START

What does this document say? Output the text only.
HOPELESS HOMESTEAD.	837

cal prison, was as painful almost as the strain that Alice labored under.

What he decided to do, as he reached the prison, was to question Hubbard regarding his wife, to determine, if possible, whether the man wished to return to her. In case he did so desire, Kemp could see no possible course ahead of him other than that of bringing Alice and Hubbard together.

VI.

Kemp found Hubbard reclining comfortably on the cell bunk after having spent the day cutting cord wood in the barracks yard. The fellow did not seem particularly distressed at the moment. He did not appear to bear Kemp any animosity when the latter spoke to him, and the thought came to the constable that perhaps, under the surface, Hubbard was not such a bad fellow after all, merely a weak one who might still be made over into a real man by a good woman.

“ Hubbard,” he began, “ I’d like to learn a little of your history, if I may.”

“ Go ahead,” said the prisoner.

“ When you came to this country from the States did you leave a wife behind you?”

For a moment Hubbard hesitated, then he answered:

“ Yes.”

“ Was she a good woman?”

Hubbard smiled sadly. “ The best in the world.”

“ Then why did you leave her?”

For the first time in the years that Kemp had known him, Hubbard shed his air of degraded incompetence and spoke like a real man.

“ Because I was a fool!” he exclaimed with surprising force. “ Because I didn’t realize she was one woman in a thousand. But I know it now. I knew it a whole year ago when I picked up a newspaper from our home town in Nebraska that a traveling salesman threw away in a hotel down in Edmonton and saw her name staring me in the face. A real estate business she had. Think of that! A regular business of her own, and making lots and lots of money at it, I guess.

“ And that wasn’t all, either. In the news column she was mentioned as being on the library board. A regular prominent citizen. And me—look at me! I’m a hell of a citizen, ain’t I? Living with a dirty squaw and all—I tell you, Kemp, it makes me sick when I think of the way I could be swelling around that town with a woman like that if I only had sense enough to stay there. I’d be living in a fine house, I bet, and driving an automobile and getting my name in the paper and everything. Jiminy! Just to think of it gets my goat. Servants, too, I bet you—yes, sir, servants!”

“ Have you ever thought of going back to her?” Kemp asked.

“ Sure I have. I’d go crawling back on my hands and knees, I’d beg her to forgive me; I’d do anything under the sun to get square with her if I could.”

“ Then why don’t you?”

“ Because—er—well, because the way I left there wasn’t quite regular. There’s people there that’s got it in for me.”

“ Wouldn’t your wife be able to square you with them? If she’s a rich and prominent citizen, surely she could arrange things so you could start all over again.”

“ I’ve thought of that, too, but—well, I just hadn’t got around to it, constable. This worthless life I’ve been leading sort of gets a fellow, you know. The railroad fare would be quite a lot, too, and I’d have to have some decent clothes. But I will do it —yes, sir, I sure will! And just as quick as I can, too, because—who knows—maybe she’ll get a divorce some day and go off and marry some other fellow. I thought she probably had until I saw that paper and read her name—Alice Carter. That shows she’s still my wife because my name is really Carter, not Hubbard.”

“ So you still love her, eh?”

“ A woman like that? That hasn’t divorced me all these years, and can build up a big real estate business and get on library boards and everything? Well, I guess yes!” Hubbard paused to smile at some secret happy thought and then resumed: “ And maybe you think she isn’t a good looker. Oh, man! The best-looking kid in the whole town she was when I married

END

== WHAT IS ASKED ==
Extract each line holding the word "years" from the records.

== ANSWER TO THIS TASK ==
For the first time in the years that Kemp had known him, Hubbard shed his air of degraded incompetence and spoke like a real man.
“ A woman like that? That hasn’t divorced me all these years, and can build up a big real estate business and get on library boards and everything? Well, I guess yes!” Hubbard paused to smile at some secret happy thought and then resumed: “ And maybe you think she isn’t a good looker. Oh, man! The best-looking kid in the whole town she was when I married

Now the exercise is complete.